◆ TASK INSTRUCTIONS: Scan the listing below and copy every line holding "Twin".

◆ PROVIDED RECORDS:
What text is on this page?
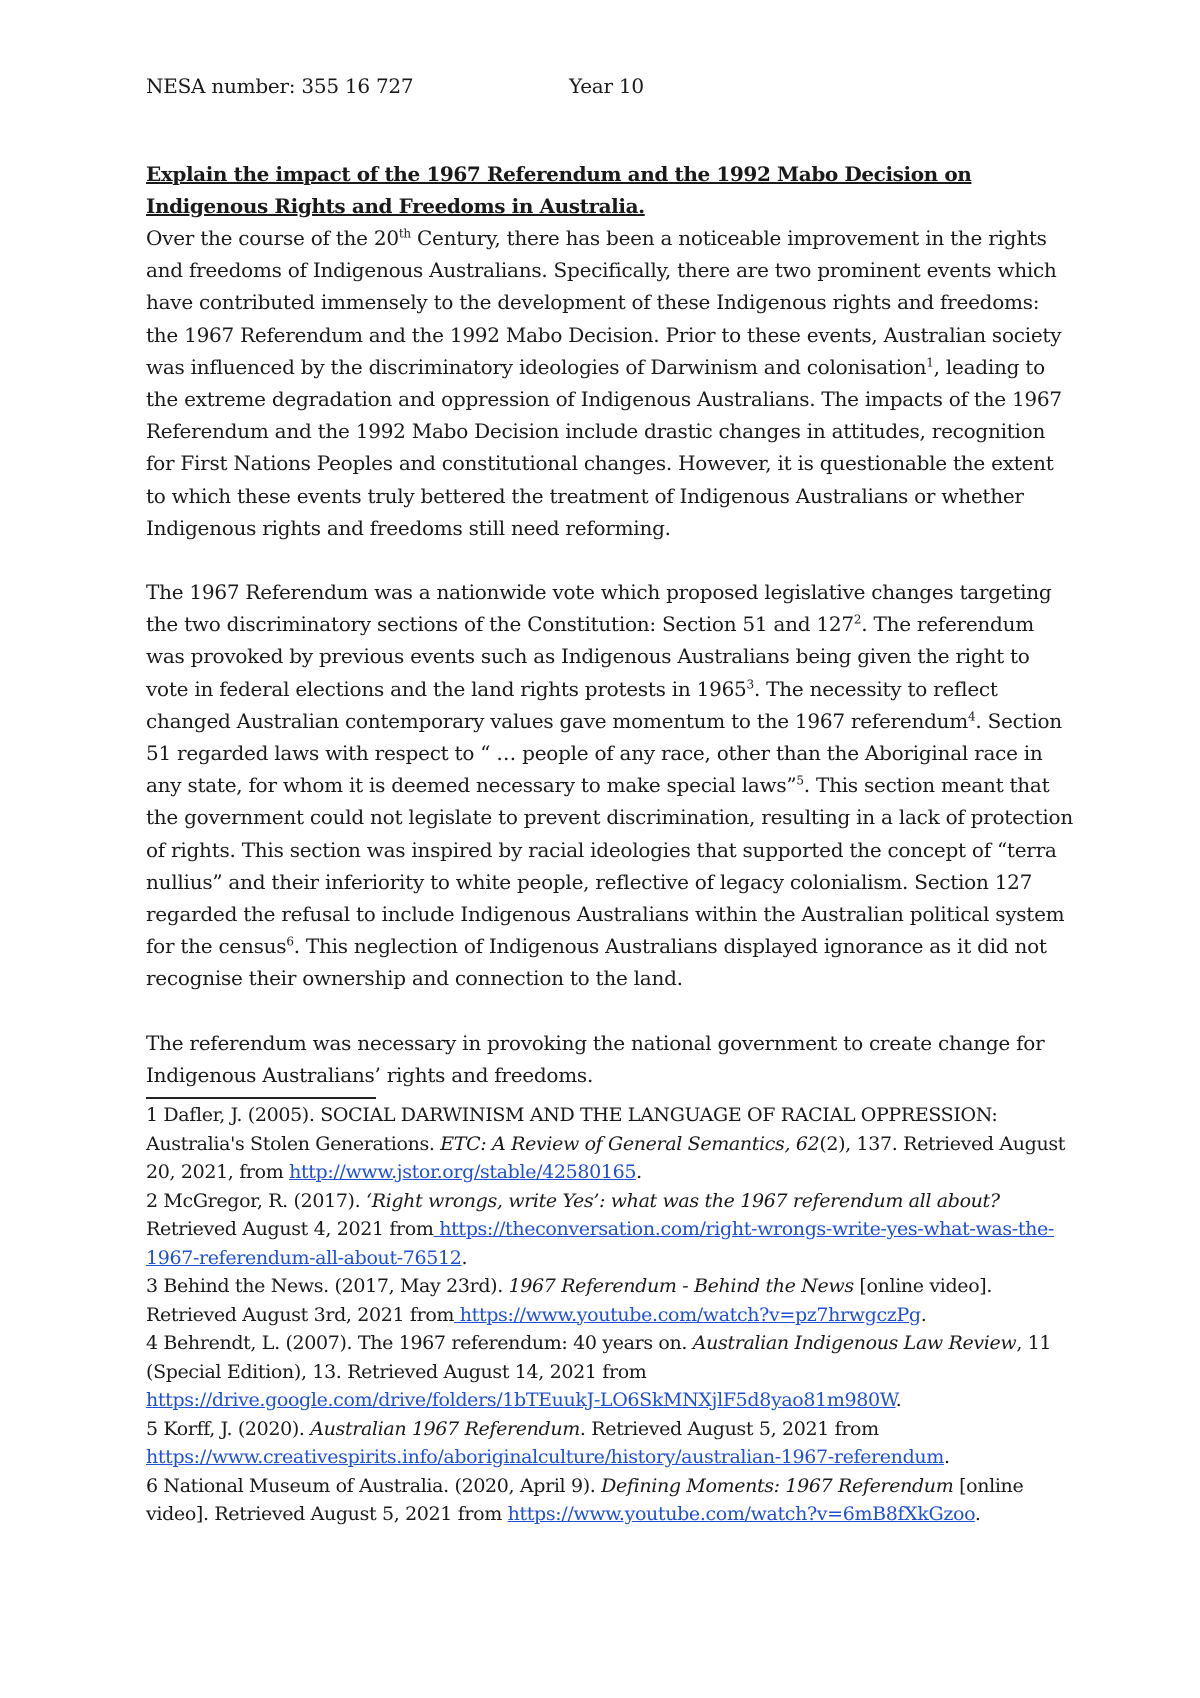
NESA number: 355 16 727	Year 10
Explain the impact of the 1967 Referendum and the 1992 Mabo Decision on Indigenous Rights and Freedoms in Australia.

Over the course of the 20th Century, there has been a noticeable improvement in the rights and freedoms of Indigenous Australians. Specifically, there are two prominent events which have contributed immensely to the development of these Indigenous rights and freedoms: the 1967 Referendum and the 1992 Mabo Decision. Prior to these events, Australian society was influenced by the discriminatory ideologies of Darwinism and colonisation$^1$, leading to the extreme degradation and oppression of Indigenous Australians. The impacts of the 1967 Referendum and the 1992 Mabo Decision include drastic changes in attitudes, recognition for First Nations Peoples and constitutional changes. However, it is questionable the extent to which these events truly bettered the treatment of Indigenous Australians or whether Indigenous rights and freedoms still need reforming.

The 1967 Referendum was a nationwide vote which proposed legislative changes targeting the two discriminatory sections of the Constitution: Section 51 and $127^2$. The referendum was provoked by previous events such as Indigenous Australians being given the right to vote in federal elections and the land rights protests in 1965$^3$. The necessity to reflect changed Australian contemporary values gave momentum to the 1967 referendum$^4$. Section 51 regarded laws with respect to “ … people of any race, other than the Aboriginal race in any state, for whom it is deemed necessary to make special laws”$^5$. This section meant that the government could not legislate to prevent discrimination, resulting in a lack of protection of rights. This section was inspired by racial ideologies that supported the concept of “terra nullius” and their inferiority to white people, reflective of legacy colonialism. Section 127 regarded the refusal to include Indigenous Australians within the Australian political system for the census$^6$. This neglection of Indigenous Australians displayed ignorance as it did not recognise their ownership and connection to the land.

The referendum was necessary in provoking the national government to create change for Indigenous Australians’ rights and freedoms.

1 Dafler, J. (2005). SOCIAL DARWINISM AND THE LANGUAGE OF RACIAL OPPRESSION: Australia's Stolen Generations. ETC: A Review of General Semantics, 62(2), 137. Retrieved August 20, 2021, from http://www.jstor.org/stable/42580165.

2 McGregor, R. (2017). ‘Right wrongs, write Yes’: what was the 1967 referendum all about? Retrieved August 4, 2021 from https://theconversation.com/right-wrongs-write-yes-what-was-the-1967-referendum-all-about-76512.

3 Behind the News. (2017, May 23rd). 1967 Referendum - Behind the News [online video]. Retrieved August 3rd, 2021 from https://www.youtube.com/watch?v=pz7hrwgczPg.

4 Behrendt, L. (2007). The 1967 referendum: 40 years on. Australian Indigenous Law Review, 11 (Special Edition), 13. Retrieved August 14, 2021 from https://drive.google.com/drive/folders/1bTEuukJ-LO6SkMNXjlF5d8yao81m980W.

5 Korff, J. (2020). Australian 1967 Referendum. Retrieved August 5, 2021 from https://www.creativespirits.info/aboriginalculture/history/australian-1967-referendum.

6 National Museum of Australia. (2020, April 9). Defining Moments: 1967 Referendum [online video]. Retrieved August 5, 2021 from https://www.youtube.com/watch?v=6mB8fXkGzoo.
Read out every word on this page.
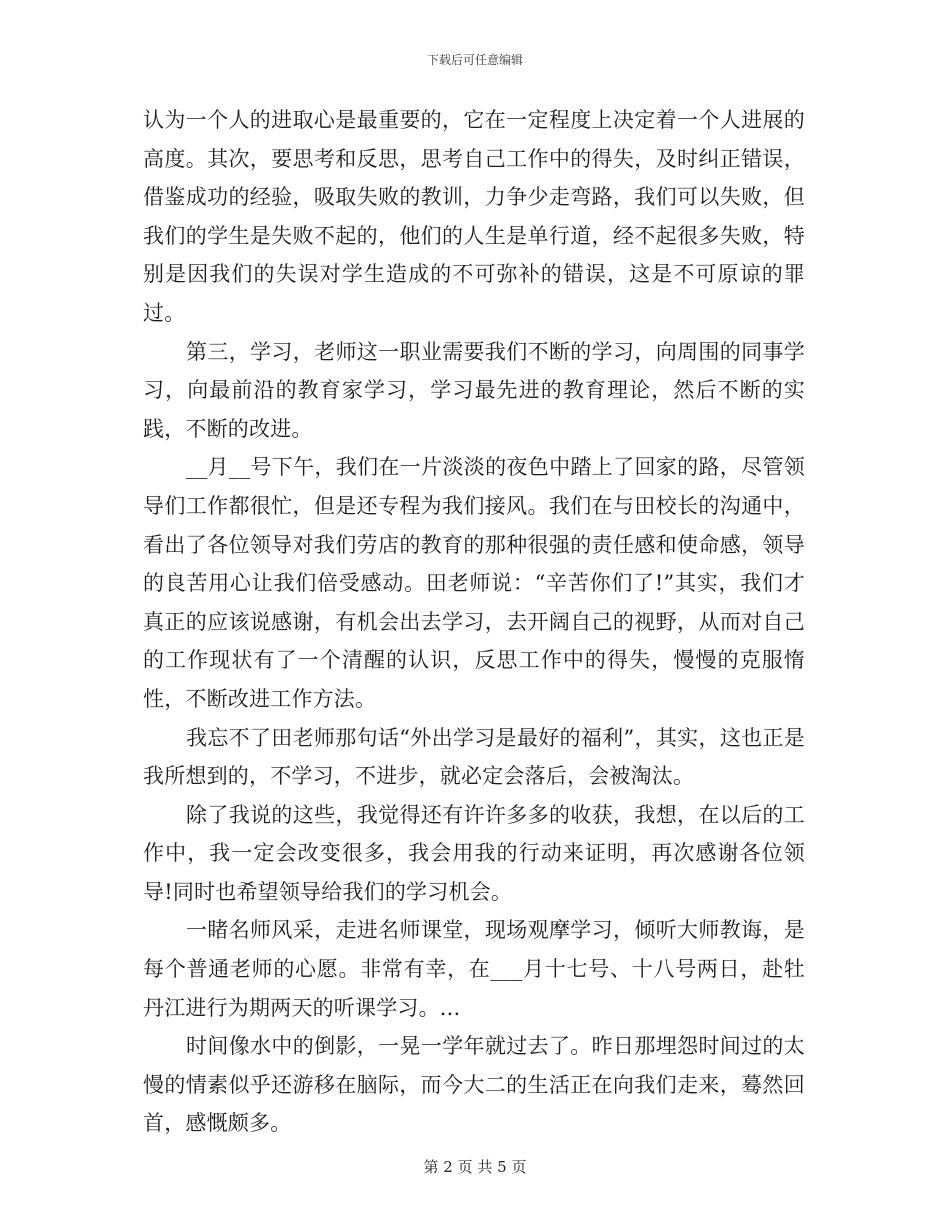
下载后可任意编辑

认为一个人的进取心是最重要的，它在一定程度上决定着一个人进展的高度。其次，要思考和反思，思考自己工作中的得失，及时纠正错误，借鉴成功的经验，吸取失败的教训，力争少走弯路，我们可以失败，但我们的学生是失败不起的，他们的人生是单行道，经不起很多失败，特别是因我们的失误对学生造成的不可弥补的错误，这是不可原谅的罪过。

第三，学习，老师这一职业需要我们不断的学习，向周围的同事学习，向最前沿的教育家学习，学习最先进的教育理论，然后不断的实践，不断的改进。

__月__号下午，我们在一片淡淡的夜色中踏上了回家的路，尽管领导们工作都很忙，但是还专程为我们接风。我们在与田校长的沟通中，看出了各位领导对我们劳店的教育的那种很强的责任感和使命感，领导的良苦用心让我们倍受感动。田老师说：“辛苦你们了!”其实，我们才真正的应该说感谢，有机会出去学习，去开阔自己的视野，从而对自己的工作现状有了一个清醒的认识，反思工作中的得失，慢慢的克服惰性，不断改进工作方法。

我忘不了田老师那句话“外出学习是最好的福利”，其实，这也正是我所想到的，不学习，不进步，就必定会落后，会被淘汰。

除了我说的这些，我觉得还有许许多多的收获，我想，在以后的工作中，我一定会改变很多，我会用我的行动来证明，再次感谢各位领导!同时也希望领导给我们的学习机会。

一睹名师风采，走进名师课堂，现场观摩学习，倾听大师教诲，是每个普通老师的心愿。非常有幸，在___月十七号、十八号两日，赴牡丹江进行为期两天的听课学习。...

时间像水中的倒影，一晃一学年就过去了。昨日那埋怨时间过的太慢的情素似乎还游移在脑际，而今大二的生活正在向我们走来，蓦然回首，感慨颇多。

第 2 页 共 5 页
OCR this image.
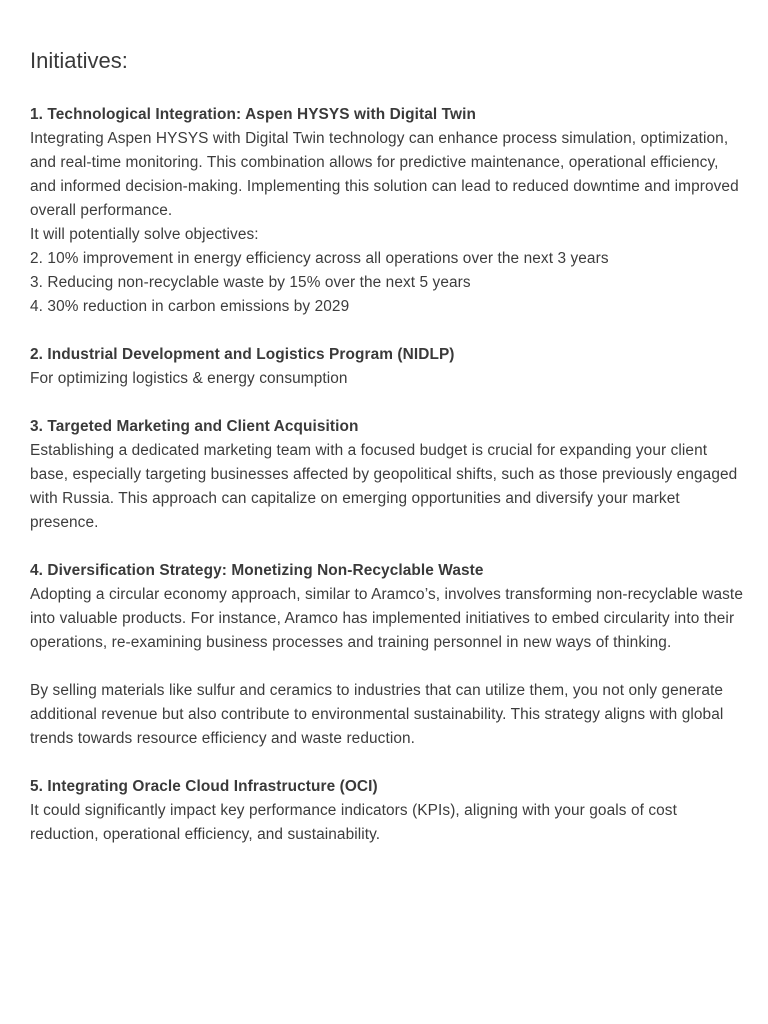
Initiatives:

1. Technological Integration: Aspen HYSYS with Digital Twin

Integrating Aspen HYSYS with Digital Twin technology can enhance process simulation, optimization, and real-time monitoring. This combination allows for predictive maintenance, operational efficiency, and informed decision-making. Implementing this solution can lead to reduced downtime and improved overall performance.

It will potentially solve objectives:

2. 10% improvement in energy efficiency across all operations over the next 3 years

3. Reducing non-recyclable waste by 15% over the next 5 years

4. 30% reduction in carbon emissions by 2029

2. Industrial Development and Logistics Program (NIDLP)

For optimizing logistics & energy consumption

3. Targeted Marketing and Client Acquisition

Establishing a dedicated marketing team with a focused budget is crucial for expanding your client base, especially targeting businesses affected by geopolitical shifts, such as those previously engaged with Russia. This approach can capitalize on emerging opportunities and diversify your market presence.

4. Diversification Strategy: Monetizing Non-Recyclable Waste

Adopting a circular economy approach, similar to Aramco’s, involves transforming non-recyclable waste into valuable products. For instance, Aramco has implemented initiatives to embed circularity into their operations, re-examining business processes and training personnel in new ways of thinking.

By selling materials like sulfur and ceramics to industries that can utilize them, you not only generate additional revenue but also contribute to environmental sustainability. This strategy aligns with global trends towards resource efficiency and waste reduction.

5. Integrating Oracle Cloud Infrastructure (OCI)

It could significantly impact key performance indicators (KPIs), aligning with your goals of cost reduction, operational efficiency, and sustainability.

◆ SOLUTION TO THIS PROBLEM:
1. Technological Integration: Aspen HYSYS with Digital Twin
Integrating Aspen HYSYS with Digital Twin technology can enhance process simulation, optimization, and real-time monitoring. This combination allows for predictive maintenance, operational efficiency, and informed decision-making. Implementing this solution can lead to reduced downtime and improved overall performance.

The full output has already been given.